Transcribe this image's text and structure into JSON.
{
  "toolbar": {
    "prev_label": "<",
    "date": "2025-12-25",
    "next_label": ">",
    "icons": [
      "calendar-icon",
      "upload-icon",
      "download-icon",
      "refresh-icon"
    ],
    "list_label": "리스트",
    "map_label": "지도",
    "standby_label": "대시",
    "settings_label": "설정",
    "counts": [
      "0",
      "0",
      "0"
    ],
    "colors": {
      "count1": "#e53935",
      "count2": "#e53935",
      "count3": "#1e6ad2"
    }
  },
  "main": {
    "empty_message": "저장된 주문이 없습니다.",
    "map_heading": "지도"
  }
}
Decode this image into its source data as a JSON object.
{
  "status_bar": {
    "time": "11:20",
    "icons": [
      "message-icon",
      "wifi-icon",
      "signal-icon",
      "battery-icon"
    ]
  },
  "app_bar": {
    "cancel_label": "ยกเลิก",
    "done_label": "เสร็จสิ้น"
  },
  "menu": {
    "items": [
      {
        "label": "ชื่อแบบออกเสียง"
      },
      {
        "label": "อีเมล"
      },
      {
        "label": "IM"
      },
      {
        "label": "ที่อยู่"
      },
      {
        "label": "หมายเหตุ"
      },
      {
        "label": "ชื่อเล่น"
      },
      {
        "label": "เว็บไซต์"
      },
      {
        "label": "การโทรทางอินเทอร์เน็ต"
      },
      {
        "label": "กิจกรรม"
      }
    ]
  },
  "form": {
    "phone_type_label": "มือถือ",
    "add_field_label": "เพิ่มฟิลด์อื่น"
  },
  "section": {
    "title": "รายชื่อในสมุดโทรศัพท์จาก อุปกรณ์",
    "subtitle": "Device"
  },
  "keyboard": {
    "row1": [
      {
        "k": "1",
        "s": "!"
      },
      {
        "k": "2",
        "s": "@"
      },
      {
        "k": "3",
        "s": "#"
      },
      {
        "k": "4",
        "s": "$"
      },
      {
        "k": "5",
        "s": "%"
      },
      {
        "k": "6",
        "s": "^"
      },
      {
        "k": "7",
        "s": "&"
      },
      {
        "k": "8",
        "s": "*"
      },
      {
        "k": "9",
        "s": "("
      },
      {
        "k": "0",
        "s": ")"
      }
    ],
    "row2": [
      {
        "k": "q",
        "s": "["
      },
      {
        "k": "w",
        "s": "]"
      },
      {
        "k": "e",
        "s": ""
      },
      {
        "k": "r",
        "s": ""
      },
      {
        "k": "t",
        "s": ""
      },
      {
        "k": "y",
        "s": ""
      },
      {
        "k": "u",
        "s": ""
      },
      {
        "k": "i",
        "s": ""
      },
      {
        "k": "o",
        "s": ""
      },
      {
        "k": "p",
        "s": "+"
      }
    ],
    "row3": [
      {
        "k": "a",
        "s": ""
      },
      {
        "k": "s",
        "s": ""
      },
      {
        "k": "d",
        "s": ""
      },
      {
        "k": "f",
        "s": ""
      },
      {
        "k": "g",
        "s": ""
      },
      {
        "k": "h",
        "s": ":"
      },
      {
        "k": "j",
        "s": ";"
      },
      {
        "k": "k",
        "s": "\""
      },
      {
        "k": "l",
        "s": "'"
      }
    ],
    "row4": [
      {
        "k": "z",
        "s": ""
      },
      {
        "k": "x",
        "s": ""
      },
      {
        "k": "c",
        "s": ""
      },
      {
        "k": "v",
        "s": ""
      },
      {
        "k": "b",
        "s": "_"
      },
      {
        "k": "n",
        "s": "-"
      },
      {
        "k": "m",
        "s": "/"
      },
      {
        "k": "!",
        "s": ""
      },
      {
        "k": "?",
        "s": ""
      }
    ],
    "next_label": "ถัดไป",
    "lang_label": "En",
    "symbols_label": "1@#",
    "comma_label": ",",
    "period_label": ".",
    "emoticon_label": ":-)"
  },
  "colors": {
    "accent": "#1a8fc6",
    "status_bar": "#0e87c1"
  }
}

────────────────

◆ **Your objective**: Count how many lines above include the word "image" and answer with that figure only.

◆ **The completed task**: 2